TASK REQUIREMENTS: Below is a block of data; give all of it again word for word.

[Begin]

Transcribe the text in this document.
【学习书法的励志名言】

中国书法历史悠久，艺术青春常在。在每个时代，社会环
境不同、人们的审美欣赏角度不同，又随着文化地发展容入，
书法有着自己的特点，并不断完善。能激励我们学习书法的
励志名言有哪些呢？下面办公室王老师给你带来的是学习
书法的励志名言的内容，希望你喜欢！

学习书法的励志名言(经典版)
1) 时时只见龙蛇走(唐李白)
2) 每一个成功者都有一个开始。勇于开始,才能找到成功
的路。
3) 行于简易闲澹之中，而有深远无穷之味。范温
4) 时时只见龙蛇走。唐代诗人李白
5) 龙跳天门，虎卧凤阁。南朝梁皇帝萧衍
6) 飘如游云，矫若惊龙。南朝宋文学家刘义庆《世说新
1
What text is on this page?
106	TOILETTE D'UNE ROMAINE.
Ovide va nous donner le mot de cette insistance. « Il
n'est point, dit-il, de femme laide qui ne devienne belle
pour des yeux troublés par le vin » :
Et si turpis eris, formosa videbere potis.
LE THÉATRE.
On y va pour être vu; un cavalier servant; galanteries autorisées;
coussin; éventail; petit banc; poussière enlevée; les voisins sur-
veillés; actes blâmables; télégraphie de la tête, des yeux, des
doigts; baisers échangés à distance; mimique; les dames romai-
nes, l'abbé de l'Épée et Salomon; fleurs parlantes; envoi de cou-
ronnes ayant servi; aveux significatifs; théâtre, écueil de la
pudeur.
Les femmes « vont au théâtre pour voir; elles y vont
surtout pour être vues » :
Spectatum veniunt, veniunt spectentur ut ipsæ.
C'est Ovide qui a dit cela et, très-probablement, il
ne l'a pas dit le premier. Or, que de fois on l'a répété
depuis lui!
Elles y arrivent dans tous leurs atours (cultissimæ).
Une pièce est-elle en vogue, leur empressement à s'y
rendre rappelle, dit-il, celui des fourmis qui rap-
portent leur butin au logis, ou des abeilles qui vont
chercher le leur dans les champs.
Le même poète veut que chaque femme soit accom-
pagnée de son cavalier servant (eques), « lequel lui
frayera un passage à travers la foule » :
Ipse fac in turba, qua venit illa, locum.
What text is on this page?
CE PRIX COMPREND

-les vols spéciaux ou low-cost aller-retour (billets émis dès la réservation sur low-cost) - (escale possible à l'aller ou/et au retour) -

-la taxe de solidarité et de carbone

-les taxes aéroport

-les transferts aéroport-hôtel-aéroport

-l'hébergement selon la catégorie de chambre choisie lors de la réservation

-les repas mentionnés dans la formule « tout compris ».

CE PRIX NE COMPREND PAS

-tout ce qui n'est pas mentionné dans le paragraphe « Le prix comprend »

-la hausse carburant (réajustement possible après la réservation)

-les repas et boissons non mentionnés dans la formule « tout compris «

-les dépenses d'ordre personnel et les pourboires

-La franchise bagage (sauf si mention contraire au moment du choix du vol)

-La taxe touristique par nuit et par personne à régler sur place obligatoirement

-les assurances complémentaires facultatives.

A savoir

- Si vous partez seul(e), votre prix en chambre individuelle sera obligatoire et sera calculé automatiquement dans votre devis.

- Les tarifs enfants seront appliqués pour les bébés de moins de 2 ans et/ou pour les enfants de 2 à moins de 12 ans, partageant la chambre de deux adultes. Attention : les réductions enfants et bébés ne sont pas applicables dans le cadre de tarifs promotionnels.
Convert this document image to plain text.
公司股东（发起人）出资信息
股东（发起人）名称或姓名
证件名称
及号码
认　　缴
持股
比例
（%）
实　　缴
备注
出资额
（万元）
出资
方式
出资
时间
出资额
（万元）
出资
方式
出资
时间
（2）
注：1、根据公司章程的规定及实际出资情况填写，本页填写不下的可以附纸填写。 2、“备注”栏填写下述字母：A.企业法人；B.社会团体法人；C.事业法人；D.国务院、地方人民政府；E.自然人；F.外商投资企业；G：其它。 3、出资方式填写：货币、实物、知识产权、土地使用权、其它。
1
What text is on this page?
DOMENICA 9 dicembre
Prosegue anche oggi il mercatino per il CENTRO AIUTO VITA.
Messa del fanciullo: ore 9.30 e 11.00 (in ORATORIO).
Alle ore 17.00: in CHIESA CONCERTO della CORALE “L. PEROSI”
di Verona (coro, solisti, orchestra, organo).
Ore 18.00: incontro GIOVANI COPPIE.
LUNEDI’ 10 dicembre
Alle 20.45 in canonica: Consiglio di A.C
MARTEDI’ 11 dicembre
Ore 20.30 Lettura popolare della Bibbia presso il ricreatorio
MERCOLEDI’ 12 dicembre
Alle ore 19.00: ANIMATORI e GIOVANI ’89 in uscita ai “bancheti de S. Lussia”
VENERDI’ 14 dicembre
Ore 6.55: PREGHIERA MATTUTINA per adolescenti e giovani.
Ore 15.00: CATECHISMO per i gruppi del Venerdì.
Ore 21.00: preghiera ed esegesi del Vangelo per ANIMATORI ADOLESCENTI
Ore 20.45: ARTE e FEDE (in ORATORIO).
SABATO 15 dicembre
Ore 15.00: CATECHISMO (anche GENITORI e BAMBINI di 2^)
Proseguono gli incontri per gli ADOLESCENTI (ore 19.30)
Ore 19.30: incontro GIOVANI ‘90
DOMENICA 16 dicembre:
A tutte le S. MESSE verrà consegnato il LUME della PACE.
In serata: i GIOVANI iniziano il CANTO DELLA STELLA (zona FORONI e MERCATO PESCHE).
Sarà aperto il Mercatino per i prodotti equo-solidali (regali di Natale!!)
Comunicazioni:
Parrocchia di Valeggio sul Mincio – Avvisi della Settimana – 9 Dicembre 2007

[End]

OUTPUT OF THE TASK:
Transcribe the text in this document.
【学习书法的励志名言】

中国书法历史悠久，艺术青春常在。在每个时代，社会环
境不同、人们的审美欣赏角度不同，又随着文化地发展容入，
书法有着自己的特点，并不断完善。能激励我们学习书法的
励志名言有哪些呢？下面办公室王老师给你带来的是学习
书法的励志名言的内容，希望你喜欢！

学习书法的励志名言(经典版)
1) 时时只见龙蛇走(唐李白)
2) 每一个成功者都有一个开始。勇于开始,才能找到成功
的路。
3) 行于简易闲澹之中，而有深远无穷之味。范温
4) 时时只见龙蛇走。唐代诗人李白
5) 龙跳天门，虎卧凤阁。南朝梁皇帝萧衍
6) 飘如游云，矫若惊龙。南朝宋文学家刘义庆《世说新
1
What text is on this page?
106	TOILETTE D'UNE ROMAINE.
Ovide va nous donner le mot de cette insistance. « Il
n'est point, dit-il, de femme laide qui ne devienne belle
pour des yeux troublés par le vin » :
Et si turpis eris, formosa videbere potis.
LE THÉATRE.
On y va pour être vu; un cavalier servant; galanteries autorisées;
coussin; éventail; petit banc; poussière enlevée; les voisins sur-
veillés; actes blâmables; télégraphie de la tête, des yeux, des
doigts; baisers échangés à distance; mimique; les dames romai-
nes, l'abbé de l'Épée et Salomon; fleurs parlantes; envoi de cou-
ronnes ayant servi; aveux significatifs; théâtre, écueil de la
pudeur.
Les femmes « vont au théâtre pour voir; elles y vont
surtout pour être vues » :
Spectatum veniunt, veniunt spectentur ut ipsæ.
C'est Ovide qui a dit cela et, très-probablement, il
ne l'a pas dit le premier. Or, que de fois on l'a répété
depuis lui!
Elles y arrivent dans tous leurs atours (cultissimæ).
Une pièce est-elle en vogue, leur empressement à s'y
rendre rappelle, dit-il, celui des fourmis qui rap-
portent leur butin au logis, ou des abeilles qui vont
chercher le leur dans les champs.
Le même poète veut que chaque femme soit accom-
pagnée de son cavalier servant (eques), « lequel lui
frayera un passage à travers la foule » :
Ipse fac in turba, qua venit illa, locum.
What text is on this page?
CE PRIX COMPREND

-les vols spéciaux ou low-cost aller-retour (billets émis dès la réservation sur low-cost) - (escale possible à l'aller ou/et au retour) -

-la taxe de solidarité et de carbone

-les taxes aéroport

-les transferts aéroport-hôtel-aéroport

-l'hébergement selon la catégorie de chambre choisie lors de la réservation

-les repas mentionnés dans la formule « tout compris ».

CE PRIX NE COMPREND PAS

-tout ce qui n'est pas mentionné dans le paragraphe « Le prix comprend »

-la hausse carburant (réajustement possible après la réservation)

-les repas et boissons non mentionnés dans la formule « tout compris «

-les dépenses d'ordre personnel et les pourboires

-La franchise bagage (sauf si mention contraire au moment du choix du vol)

-La taxe touristique par nuit et par personne à régler sur place obligatoirement

-les assurances complémentaires facultatives.

A savoir

- Si vous partez seul(e), votre prix en chambre individuelle sera obligatoire et sera calculé automatiquement dans votre devis.

- Les tarifs enfants seront appliqués pour les bébés de moins de 2 ans et/ou pour les enfants de 2 à moins de 12 ans, partageant la chambre de deux adultes. Attention : les réductions enfants et bébés ne sont pas applicables dans le cadre de tarifs promotionnels.
Convert this document image to plain text.
公司股东（发起人）出资信息
股东（发起人）名称或姓名
证件名称
及号码
认　　缴
持股
比例
（%）
实　　缴
备注
出资额
（万元）
出资
方式
出资
时间
出资额
（万元）
出资
方式
出资
时间
（2）
注：1、根据公司章程的规定及实际出资情况填写，本页填写不下的可以附纸填写。 2、“备注”栏填写下述字母：A.企业法人；B.社会团体法人；C.事业法人；D.国务院、地方人民政府；E.自然人；F.外商投资企业；G：其它。 3、出资方式填写：货币、实物、知识产权、土地使用权、其它。
1
What text is on this page?
DOMENICA 9 dicembre
Prosegue anche oggi il mercatino per il CENTRO AIUTO VITA.
Messa del fanciullo: ore 9.30 e 11.00 (in ORATORIO).
Alle ore 17.00: in CHIESA CONCERTO della CORALE “L. PEROSI”
di Verona (coro, solisti, orchestra, organo).
Ore 18.00: incontro GIOVANI COPPIE.
LUNEDI’ 10 dicembre
Alle 20.45 in canonica: Consiglio di A.C
MARTEDI’ 11 dicembre
Ore 20.30 Lettura popolare della Bibbia presso il ricreatorio
MERCOLEDI’ 12 dicembre
Alle ore 19.00: ANIMATORI e GIOVANI ’89 in uscita ai “bancheti de S. Lussia”
VENERDI’ 14 dicembre
Ore 6.55: PREGHIERA MATTUTINA per adolescenti e giovani.
Ore 15.00: CATECHISMO per i gruppi del Venerdì.
Ore 21.00: preghiera ed esegesi del Vangelo per ANIMATORI ADOLESCENTI
Ore 20.45: ARTE e FEDE (in ORATORIO).
SABATO 15 dicembre
Ore 15.00: CATECHISMO (anche GENITORI e BAMBINI di 2^)
Proseguono gli incontri per gli ADOLESCENTI (ore 19.30)
Ore 19.30: incontro GIOVANI ‘90
DOMENICA 16 dicembre:
A tutte le S. MESSE verrà consegnato il LUME della PACE.
In serata: i GIOVANI iniziano il CANTO DELLA STELLA (zona FORONI e MERCATO PESCHE).
Sarà aperto il Mercatino per i prodotti equo-solidali (regali di Natale!!)
Comunicazioni:
Parrocchia di Valeggio sul Mincio – Avvisi della Settimana – 9 Dicembre 2007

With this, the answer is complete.